__TEXTAUSZUG__:
· · · · ·

Montag, 12. Februar 2018

BGH-Urteil zur Insolvenzreife erhöht das Haftungsrisiko für Geschäftsführer

Der Bundesgerichtshof hat jüngst die Kriterien für die Insolvenzreife von Firmen verschärft. Das hat Folgen für Manager.
Für Vorstände und Geschäftsführer von Unternehmen in der Krise wird der Wind rauer. Denn der Bundesgerichtshof hat jüngst die Kriterien für die Insolvenzreife verschärft. Grundsätzlich gilt bisher schon: Die Manager müssen nach der Insolvenzordnung mit Eintritt der Zahlungsunfähigkeit oder der Überschuldung sofort, spätestens nach drei Wochen, für das Unternehmen Insolvenzantrag stellen. Verschleppen sie den Antrag, machen sie sich strafbar und haften persönlich für Zahlungen, die noch aus dem Vermögen der Firma geleistet werden.
Die persönliche Haftung des Geschäftsleiters gehört zum Grundwissen von Insolvenzverwaltern. Deshalb gehen sie regelmäßig und gerne gegen Geschäftsleiter vor, um Geld für die Masse einzutreiben. Zahlungsunfähig ist ein Schuldner, wenn er nicht in der Lage ist, fällige Schulden zu begleichen. Allerdings sagt unser Gesetz nicht, wie man die Zahlungsunfähigkeit feststellt. Der Teufel steckt im Detail, und das hat für Juristen Charme.

· · · · ·

__ERFORDERLICHE SCHRITTE__:
1. Prüfen Sie, ob die folgenden Aussagen mit dem Artikel zum BGH-Urteil übereinstimmen, und belegen Sie jede Antwort mit dem entscheidenden Wortlaut: (a) Manager müssen spätestens nach drei Wochen Insolvenzantrag stellen. (b) Das Gesetz legt fest, wie die Zahlungsunfähigkeit festzustellen ist. (c) Insolvenzverwalter gehen nur selten gegen Geschäftsleiter vor.
2. Geben Sie den Abschnitt des Artikels zum BGH-Urteil von „Montag, 12. Februar“ bis einschließlich „Firma geleistet werden.“ wieder und tauschen Sie dabei „Bundesgerichtshof“ gegen „BGH“ aus.

[Ein Datenblock]
· · · · ·

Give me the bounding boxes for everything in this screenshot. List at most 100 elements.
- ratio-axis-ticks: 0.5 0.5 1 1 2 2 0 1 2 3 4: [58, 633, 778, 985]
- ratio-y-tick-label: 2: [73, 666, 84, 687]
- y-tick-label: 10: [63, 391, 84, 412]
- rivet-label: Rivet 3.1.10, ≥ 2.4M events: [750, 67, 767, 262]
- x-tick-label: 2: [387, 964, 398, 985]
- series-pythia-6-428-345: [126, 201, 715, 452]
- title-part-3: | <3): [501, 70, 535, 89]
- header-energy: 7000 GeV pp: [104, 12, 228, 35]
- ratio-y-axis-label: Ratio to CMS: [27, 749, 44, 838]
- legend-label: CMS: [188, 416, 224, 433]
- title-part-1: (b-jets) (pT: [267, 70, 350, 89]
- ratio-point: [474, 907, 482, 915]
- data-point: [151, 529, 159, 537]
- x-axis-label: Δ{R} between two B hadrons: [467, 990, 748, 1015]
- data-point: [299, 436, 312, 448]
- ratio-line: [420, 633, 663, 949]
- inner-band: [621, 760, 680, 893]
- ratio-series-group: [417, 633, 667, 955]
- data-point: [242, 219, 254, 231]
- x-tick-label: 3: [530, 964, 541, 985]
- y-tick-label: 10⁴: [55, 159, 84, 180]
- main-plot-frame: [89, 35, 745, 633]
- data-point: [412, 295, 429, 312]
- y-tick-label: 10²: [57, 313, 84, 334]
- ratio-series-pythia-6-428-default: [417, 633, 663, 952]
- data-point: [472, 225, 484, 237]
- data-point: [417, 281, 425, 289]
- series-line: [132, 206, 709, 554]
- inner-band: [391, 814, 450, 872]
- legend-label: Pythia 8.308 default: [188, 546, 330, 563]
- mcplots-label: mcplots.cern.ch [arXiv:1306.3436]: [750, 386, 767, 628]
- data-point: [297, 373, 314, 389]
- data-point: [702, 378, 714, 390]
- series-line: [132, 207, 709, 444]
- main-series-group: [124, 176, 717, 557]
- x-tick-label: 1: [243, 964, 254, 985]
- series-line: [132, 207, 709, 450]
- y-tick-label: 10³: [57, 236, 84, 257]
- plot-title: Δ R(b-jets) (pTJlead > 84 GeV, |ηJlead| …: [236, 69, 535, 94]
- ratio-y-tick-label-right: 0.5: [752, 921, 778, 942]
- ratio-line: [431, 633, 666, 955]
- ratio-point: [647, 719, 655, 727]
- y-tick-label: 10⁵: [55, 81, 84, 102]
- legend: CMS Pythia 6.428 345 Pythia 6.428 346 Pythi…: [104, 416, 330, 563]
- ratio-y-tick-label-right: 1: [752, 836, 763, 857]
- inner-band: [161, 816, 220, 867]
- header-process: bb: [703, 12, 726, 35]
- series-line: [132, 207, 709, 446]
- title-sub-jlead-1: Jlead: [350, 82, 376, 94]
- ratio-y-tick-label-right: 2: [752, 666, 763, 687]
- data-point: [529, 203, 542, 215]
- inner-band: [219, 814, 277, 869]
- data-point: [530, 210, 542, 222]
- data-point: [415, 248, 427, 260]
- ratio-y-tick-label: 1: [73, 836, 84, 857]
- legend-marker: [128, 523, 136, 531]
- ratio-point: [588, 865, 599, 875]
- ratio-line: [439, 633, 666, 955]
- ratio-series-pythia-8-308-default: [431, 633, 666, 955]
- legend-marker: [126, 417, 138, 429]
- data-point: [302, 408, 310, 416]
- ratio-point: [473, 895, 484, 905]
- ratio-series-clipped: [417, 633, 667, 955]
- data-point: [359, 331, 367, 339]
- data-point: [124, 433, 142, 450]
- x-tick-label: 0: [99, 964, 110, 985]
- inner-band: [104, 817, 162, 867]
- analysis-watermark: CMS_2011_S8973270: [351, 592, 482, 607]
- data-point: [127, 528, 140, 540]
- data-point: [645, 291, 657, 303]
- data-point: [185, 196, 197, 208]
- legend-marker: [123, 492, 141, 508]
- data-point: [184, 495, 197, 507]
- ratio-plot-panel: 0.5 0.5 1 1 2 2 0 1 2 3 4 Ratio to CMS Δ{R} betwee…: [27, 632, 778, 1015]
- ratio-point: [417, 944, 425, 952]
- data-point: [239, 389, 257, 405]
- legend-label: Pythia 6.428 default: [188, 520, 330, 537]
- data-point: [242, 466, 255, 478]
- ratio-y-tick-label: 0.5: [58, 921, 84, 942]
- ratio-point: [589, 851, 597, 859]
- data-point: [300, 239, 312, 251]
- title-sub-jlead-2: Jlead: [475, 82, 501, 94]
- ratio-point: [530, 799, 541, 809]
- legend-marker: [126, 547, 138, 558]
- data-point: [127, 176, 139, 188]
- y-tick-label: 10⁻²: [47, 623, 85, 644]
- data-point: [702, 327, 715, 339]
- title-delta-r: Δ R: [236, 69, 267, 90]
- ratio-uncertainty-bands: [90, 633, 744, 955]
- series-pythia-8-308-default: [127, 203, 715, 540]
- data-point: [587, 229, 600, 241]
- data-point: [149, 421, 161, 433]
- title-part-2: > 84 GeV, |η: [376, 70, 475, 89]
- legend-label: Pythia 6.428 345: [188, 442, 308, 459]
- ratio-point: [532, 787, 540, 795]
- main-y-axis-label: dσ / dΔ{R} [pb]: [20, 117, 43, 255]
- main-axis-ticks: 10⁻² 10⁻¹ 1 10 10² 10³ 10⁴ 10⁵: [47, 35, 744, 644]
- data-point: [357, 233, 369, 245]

· · · · ·

__LÖSUNGEN DER AUFGABEN__:
1.
(a) Ja: „sofort, spätestens nach drei Wochen, für das Unternehmen Insolvenzantrag stellen“
(b) Nein: „Allerdings sagt unser Gesetz nicht, wie man die Zahlungsunfähigkeit feststellt.“
(c) Nein: „Deshalb gehen sie regelmäßig und gerne gegen Geschäftsleiter vor“

2.
Montag, 12. Februar 2018

BGH-Urteil zur Insolvenzreife erhöht das Haftungsrisiko für Geschäftsführer

Der BGH hat jüngst die Kriterien für die Insolvenzreife von Firmen verschärft. Das hat Folgen für Manager.
Für Vorstände und Geschäftsführer von Unternehmen in der Krise wird der Wind rauer. Denn der BGH hat jüngst die Kriterien für die Insolvenzreife verschärft. Grundsätzlich gilt bisher schon: Die Manager müssen nach der Insolvenzordnung mit Eintritt der Zahlungsunfähigkeit oder der Überschuldung sofort, spätestens nach drei Wochen, für das Unternehmen Insolvenzantrag stellen. Verschleppen sie den Antrag, machen sie sich strafbar und haften persönlich für Zahlungen, die noch aus dem Vermögen der Firma geleistet werden.